■ **WRITTEN EXERCISE**: Every entry below should be printed exactly, without its images.

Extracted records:

* * * * * * * * *

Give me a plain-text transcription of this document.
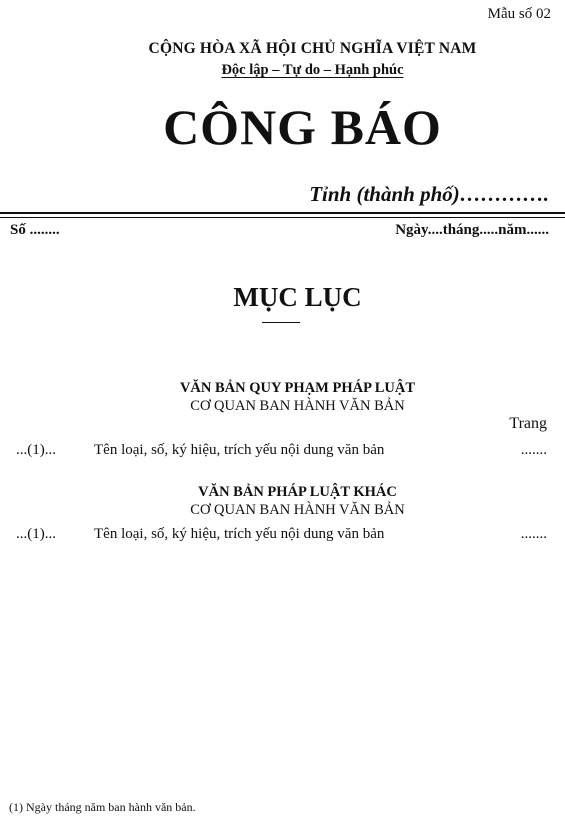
Mẫu số 02
CỘNG HÒA XÃ HỘI CHỦ NGHĨA VIỆT NAM
Độc lập – Tự do – Hạnh phúc
CÔNG BÁO
Tỉnh (thành phố)………….
Số ........	Ngày....tháng.....năm......
MỤC LỤC
VĂN BẢN QUY PHẠM PHÁP LUẬT
CƠ QUAN BAN HÀNH VĂN BẢN
Trang
...(1)...	Tên loại, số, ký hiệu, trích yếu nội dung văn bản	.......
VĂN BẢN PHÁP LUẬT KHÁC
CƠ QUAN BAN HÀNH VĂN BẢN
...(1)...	Tên loại, số, ký hiệu, trích yếu nội dung văn bản	.......
(1) Ngày tháng năm ban hành văn bản.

* * * * * * * * *

■ **FINAL RESULT**:
Give me a plain-text transcription of this document.
Mẫu số 02
CỘNG HÒA XÃ HỘI CHỦ NGHĨA VIỆT NAM
Độc lập – Tự do – Hạnh phúc
CÔNG BÁO
Tỉnh (thành phố)………….
Số ........	Ngày....tháng.....năm......
MỤC LỤC
VĂN BẢN QUY PHẠM PHÁP LUẬT
CƠ QUAN BAN HÀNH VĂN BẢN
Trang
...(1)...	Tên loại, số, ký hiệu, trích yếu nội dung văn bản	.......
VĂN BẢN PHÁP LUẬT KHÁC
CƠ QUAN BAN HÀNH VĂN BẢN
...(1)...	Tên loại, số, ký hiệu, trích yếu nội dung văn bản	.......
(1) Ngày tháng năm ban hành văn bản.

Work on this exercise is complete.